- [EXERCISE SET]
1 > Answer these from the passage on Barbie:
(a) In what year was Barbie introduced, and by which company?
(b) What is Barbie's full name?
(c) How old does the writer say they are?
2 > Please pick up the passage on Barbie after its final sentence and keep writing it.

- [TEXT UNDER STUDY]
§ §

Contributor: Carol Perales

Also by this contributor: “Sex and the City” 

Who wouldn’t want to look like Barbie? With her perfect hair, long legs and thin waist. At the age of twenty-one and having already reached my full body growth, I have to accept the fact that I will never fit this image. My genetics have decided not to take the Barbie route. Barbara Millicent Roberts, fondly known as Barbie, was introduced in 1959 by Mattel.[1] She has successfully been assisting girls in the art of play and fashion for years. However, there has been controversy that Barbie portrays an unhealthy, unattainable body image and has an overly sexualized figure. It can also be argued that Barbie allows girls to learn about a variety of available occupations as well as striving to be independent young women. Therefore, is Barbie really just a simple doll or are young girls receiving messages from these toys as to how to interpret body image?

§ §

- [RECORDS SUPPLIED]
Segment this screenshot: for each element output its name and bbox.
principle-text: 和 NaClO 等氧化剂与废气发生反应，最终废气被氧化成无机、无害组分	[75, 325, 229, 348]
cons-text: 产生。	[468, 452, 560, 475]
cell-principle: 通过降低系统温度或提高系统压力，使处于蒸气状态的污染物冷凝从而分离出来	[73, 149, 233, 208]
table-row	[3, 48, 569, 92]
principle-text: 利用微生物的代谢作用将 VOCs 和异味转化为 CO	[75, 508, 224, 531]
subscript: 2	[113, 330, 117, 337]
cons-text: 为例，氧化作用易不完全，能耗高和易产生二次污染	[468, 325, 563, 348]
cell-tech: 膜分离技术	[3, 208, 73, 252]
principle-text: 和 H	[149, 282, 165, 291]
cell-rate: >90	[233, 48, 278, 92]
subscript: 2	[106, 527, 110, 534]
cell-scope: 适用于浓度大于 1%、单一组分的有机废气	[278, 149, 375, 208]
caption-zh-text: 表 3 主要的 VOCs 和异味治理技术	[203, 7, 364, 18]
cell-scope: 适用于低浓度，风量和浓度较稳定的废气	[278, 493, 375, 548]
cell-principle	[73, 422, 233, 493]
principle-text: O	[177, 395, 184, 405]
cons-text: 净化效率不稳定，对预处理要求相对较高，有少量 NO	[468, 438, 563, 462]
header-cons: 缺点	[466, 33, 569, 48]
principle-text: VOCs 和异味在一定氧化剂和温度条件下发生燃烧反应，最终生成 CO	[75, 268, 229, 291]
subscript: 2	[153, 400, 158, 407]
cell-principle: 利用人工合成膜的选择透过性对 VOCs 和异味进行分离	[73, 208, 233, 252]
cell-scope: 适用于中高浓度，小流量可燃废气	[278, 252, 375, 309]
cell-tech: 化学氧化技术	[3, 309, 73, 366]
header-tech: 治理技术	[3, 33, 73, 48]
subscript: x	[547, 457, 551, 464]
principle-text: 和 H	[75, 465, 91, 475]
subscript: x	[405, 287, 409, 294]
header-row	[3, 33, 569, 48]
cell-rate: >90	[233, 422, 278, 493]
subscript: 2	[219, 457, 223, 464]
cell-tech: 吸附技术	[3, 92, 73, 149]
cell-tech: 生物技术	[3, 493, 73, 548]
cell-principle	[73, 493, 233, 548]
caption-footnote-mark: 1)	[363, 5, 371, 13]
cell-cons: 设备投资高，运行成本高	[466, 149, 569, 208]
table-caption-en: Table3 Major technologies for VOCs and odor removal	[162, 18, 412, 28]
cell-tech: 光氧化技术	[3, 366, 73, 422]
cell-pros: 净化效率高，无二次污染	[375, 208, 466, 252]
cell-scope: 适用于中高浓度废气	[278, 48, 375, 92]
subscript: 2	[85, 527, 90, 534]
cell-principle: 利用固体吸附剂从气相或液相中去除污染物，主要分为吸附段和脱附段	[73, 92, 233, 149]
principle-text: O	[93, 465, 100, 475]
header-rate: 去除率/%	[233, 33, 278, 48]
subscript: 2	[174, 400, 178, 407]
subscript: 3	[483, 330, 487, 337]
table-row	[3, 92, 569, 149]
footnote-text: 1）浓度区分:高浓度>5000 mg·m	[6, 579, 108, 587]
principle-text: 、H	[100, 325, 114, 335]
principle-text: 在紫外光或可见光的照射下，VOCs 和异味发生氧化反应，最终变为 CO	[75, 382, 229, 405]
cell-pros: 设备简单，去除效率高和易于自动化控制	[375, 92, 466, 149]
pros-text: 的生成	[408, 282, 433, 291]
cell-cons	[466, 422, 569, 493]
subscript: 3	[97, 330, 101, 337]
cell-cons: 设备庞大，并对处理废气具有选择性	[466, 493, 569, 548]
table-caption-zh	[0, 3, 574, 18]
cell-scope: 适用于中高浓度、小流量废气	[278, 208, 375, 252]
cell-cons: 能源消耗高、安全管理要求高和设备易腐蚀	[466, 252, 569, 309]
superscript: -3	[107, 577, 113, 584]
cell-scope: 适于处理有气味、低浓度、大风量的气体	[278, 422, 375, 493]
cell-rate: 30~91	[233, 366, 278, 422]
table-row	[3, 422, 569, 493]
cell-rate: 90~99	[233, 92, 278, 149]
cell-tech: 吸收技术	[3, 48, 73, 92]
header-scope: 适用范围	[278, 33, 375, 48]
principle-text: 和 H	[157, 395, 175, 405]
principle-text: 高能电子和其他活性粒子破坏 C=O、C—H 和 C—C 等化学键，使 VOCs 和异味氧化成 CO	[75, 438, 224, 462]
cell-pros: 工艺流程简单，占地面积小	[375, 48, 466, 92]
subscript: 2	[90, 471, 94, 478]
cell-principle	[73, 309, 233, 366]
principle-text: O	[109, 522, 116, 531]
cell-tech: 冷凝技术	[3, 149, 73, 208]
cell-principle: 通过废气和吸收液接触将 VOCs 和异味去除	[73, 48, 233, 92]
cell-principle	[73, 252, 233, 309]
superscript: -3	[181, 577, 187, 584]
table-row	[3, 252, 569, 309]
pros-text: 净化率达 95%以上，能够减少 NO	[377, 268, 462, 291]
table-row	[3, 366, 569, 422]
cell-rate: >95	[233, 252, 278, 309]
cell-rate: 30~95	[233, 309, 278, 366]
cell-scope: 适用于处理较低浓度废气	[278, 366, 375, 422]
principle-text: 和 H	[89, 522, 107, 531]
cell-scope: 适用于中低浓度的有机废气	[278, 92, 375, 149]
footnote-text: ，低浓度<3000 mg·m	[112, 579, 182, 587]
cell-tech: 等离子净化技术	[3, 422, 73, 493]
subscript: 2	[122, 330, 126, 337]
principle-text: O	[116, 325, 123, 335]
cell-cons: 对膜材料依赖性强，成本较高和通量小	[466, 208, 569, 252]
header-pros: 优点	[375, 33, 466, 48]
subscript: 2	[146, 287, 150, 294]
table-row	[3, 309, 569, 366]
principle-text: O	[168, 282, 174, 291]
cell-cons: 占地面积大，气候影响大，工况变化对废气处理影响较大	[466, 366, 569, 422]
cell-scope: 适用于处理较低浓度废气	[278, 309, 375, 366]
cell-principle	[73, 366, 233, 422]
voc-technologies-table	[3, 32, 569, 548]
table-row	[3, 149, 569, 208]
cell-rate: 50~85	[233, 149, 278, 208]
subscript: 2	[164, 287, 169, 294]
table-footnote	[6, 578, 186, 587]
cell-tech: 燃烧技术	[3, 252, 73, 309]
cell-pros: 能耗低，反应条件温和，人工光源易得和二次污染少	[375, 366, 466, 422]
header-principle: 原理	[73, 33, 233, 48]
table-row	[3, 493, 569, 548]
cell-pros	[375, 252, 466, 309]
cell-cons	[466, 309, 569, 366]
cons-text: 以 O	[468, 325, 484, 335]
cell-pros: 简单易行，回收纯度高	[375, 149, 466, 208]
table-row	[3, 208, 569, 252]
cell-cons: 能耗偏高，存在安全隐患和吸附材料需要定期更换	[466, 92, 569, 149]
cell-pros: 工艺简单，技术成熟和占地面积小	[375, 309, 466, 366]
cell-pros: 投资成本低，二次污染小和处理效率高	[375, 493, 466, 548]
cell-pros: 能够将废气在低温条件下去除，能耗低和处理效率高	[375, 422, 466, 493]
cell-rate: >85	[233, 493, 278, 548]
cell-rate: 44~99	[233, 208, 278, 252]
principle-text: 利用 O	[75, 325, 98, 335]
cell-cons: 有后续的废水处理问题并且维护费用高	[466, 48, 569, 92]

§ §

- [RESPONSES TO THE EXERCISE]
1 >
(a) 1959, by Mattel.
(b) Barbara Millicent Roberts.
(c) Twenty-one.

2 >
I loved playing with Barbie as a little girl. I had her clothes, her friends, her pets, the Barbie dream house, the pink convertible, her wardrobe carrying case; you get the picture, I was Barbie crazy. My mother even supported my obsession by sewing tiny clothes for my Barbie as well as a matching set for myself. Pink became my favorite color at the time, and I remember spending hours with my girlfriends making up stories and games for us to play. However, neither my brother nor any other boys ever participated in our games. Perhaps they were scared by the abundance of pink or the accessories and sparkles; nevertheless, we were totally content to live in our girly fantasy world all by ourselves. We didn’t need boys at that time, we had Barbie.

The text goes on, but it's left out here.